DIRECTION: Extract each line holding the word "JSON" from the entries.

Dataset records:
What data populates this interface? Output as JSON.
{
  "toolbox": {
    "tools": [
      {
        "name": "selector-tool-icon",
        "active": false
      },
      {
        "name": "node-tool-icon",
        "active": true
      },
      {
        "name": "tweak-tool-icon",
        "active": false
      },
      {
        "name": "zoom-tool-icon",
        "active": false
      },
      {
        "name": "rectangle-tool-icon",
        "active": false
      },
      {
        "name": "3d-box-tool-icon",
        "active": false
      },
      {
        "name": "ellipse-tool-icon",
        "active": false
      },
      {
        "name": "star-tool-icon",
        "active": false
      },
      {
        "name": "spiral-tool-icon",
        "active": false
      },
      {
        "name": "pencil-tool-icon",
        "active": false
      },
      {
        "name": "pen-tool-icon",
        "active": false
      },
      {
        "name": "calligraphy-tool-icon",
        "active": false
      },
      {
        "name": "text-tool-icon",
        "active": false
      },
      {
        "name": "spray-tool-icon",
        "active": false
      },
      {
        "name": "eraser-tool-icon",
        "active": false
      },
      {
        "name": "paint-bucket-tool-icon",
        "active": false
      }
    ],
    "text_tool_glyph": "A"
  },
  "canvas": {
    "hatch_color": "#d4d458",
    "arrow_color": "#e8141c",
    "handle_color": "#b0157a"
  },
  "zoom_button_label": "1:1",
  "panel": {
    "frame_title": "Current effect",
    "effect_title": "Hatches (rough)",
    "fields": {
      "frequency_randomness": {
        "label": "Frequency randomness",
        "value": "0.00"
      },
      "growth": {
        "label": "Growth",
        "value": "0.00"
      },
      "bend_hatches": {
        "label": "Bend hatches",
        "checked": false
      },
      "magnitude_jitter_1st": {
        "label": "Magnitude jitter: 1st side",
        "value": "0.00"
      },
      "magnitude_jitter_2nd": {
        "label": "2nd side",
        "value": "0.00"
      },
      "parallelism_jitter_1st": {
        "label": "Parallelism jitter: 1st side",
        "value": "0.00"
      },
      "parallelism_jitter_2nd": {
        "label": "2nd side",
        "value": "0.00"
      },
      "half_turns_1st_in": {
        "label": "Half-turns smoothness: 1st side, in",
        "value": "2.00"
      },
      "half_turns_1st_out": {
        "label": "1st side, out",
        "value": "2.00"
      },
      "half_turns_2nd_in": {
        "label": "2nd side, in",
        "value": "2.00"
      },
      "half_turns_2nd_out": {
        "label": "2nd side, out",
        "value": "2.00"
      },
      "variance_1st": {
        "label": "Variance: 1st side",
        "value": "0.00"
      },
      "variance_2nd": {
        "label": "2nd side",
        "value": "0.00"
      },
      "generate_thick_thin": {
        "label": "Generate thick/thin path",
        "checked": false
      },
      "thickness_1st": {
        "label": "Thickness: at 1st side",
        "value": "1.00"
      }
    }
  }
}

--

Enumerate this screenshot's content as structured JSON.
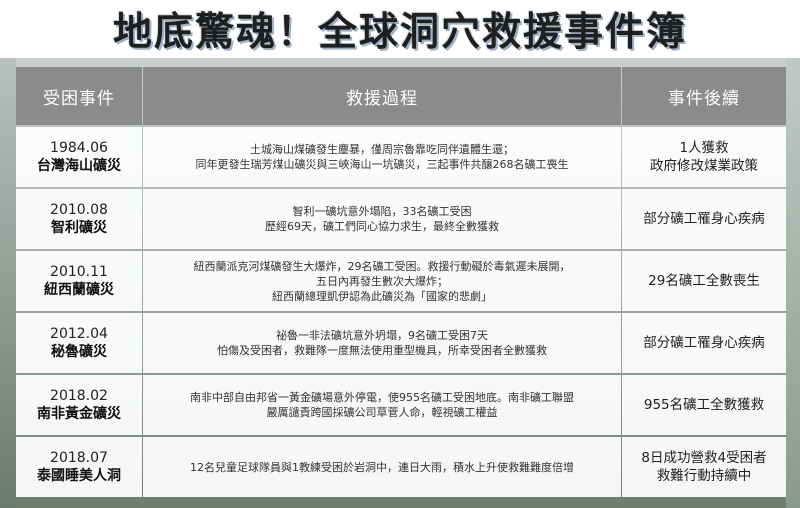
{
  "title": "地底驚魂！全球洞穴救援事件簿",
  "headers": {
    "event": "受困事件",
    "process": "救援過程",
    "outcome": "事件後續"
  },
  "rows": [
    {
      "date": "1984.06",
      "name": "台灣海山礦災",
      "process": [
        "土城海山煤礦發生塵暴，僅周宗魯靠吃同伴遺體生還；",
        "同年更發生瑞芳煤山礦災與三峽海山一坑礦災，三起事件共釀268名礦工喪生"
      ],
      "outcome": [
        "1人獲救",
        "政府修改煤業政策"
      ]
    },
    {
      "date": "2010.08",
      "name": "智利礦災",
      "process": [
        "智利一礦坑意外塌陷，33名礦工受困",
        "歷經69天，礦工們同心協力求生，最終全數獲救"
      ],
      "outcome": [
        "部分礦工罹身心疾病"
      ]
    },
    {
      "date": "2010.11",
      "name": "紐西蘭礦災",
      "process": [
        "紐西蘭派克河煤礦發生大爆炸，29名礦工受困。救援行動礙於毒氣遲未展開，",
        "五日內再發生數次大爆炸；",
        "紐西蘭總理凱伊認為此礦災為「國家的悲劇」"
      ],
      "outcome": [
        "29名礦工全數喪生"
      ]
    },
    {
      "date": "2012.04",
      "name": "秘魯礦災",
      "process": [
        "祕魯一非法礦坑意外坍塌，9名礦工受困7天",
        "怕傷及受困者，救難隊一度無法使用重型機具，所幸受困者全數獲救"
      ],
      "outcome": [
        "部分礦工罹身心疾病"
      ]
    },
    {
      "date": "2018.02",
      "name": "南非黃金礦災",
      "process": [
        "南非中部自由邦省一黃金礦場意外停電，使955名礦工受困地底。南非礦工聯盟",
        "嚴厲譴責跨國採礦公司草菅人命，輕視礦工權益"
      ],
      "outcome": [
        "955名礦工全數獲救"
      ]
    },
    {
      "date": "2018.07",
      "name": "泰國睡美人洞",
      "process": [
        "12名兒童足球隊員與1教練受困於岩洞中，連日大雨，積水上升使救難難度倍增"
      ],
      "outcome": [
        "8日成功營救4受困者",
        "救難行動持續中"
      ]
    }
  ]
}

ANSWER TO THIS PROBLEM:
What data populates this interface? Output as JSON.
Enumerate this screenshot's content as structured JSON.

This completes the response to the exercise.